— Task objective —
Can you copy out the data exactly? Leave the images out.

— START OF Source material —

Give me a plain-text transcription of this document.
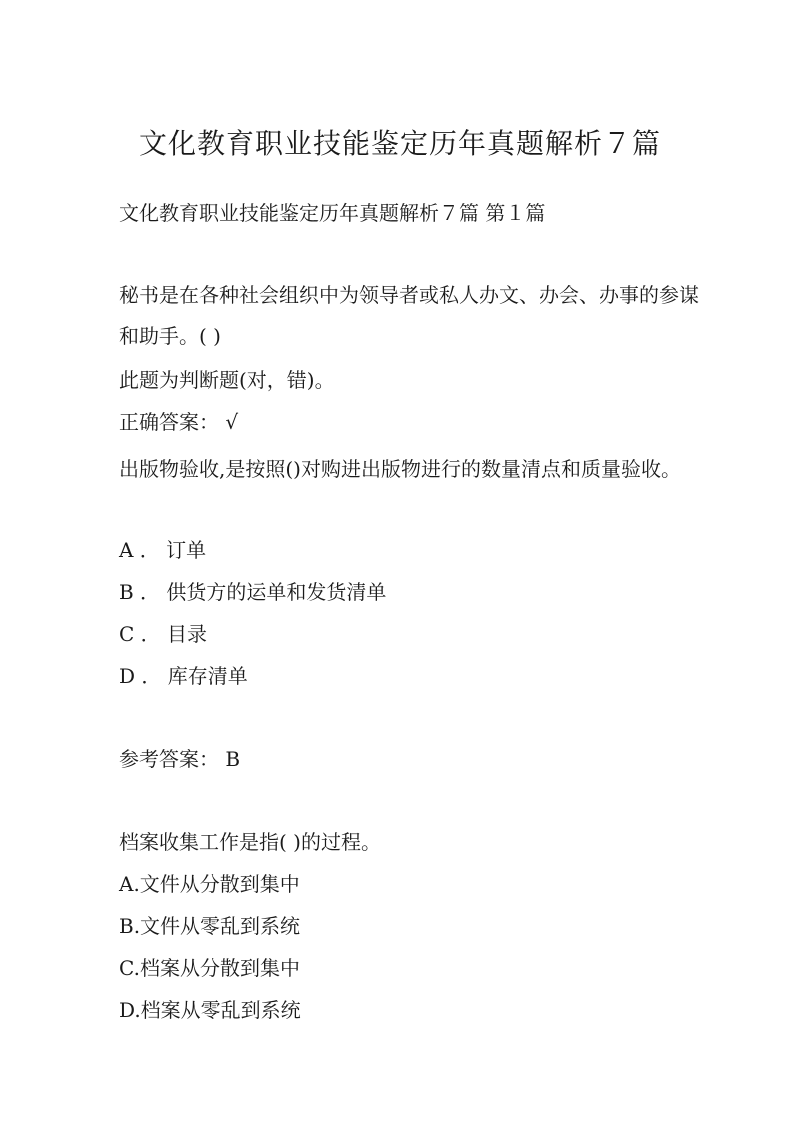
文化教育职业技能鉴定历年真题解析７篇
文化教育职业技能鉴定历年真题解析７篇 第１篇
秘书是在各种社会组织中为领导者或私人办文、办会、办事的参谋和助手。( )
此题为判断题(对，错)。
正确答案： √
出版物验收,是按照()对购进出版物进行的数量清点和质量验收。
A ． 订单
B ． 供货方的运单和发货清单
C ． 目录
D ． 库存清单
参考答案： B
档案收集工作是指( )的过程。
A.文件从分散到集中
B.文件从零乱到系统
C.档案从分散到集中
D.档案从零乱到系统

— END OF Source material —

— Answer for this exercise —
Give me a plain-text transcription of this document.
文化教育职业技能鉴定历年真题解析７篇
文化教育职业技能鉴定历年真题解析７篇 第１篇
秘书是在各种社会组织中为领导者或私人办文、办会、办事的参谋和助手。( )
此题为判断题(对，错)。
正确答案： √
出版物验收,是按照()对购进出版物进行的数量清点和质量验收。
A ． 订单
B ． 供货方的运单和发货清单
C ． 目录
D ． 库存清单
参考答案： B
档案收集工作是指( )的过程。
A.文件从分散到集中
B.文件从零乱到系统
C.档案从分散到集中
D.档案从零乱到系统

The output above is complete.